* [EXERCISE DETAILS]: Find the number of lines containing the string "cells" in the data. Answer with the number by itself.

Start of DATA IN THIS EXERCISE

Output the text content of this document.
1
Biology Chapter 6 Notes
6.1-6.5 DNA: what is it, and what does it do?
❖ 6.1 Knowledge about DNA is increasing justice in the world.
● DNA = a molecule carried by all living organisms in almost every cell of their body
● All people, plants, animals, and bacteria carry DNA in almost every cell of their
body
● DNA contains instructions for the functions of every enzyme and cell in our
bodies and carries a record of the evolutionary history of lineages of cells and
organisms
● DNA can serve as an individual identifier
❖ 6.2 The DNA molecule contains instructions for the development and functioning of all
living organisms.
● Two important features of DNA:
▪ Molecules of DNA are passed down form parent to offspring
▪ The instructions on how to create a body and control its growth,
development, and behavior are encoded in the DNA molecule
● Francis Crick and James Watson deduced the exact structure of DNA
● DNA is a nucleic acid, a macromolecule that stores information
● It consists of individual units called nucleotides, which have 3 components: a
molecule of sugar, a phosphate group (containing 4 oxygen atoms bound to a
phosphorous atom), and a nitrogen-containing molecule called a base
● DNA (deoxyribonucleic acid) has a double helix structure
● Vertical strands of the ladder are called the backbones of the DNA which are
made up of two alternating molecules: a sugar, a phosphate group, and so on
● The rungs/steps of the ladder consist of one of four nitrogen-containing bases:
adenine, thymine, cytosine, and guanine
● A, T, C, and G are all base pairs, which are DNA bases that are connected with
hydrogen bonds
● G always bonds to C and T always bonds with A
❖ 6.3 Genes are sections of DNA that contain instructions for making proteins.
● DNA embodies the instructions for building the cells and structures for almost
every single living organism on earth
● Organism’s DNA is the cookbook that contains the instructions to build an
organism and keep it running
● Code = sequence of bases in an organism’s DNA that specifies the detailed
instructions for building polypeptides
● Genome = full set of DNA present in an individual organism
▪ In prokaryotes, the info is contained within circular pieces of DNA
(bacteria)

End of DATA IN THIS EXERCISE

* [TASK RESULT]: 2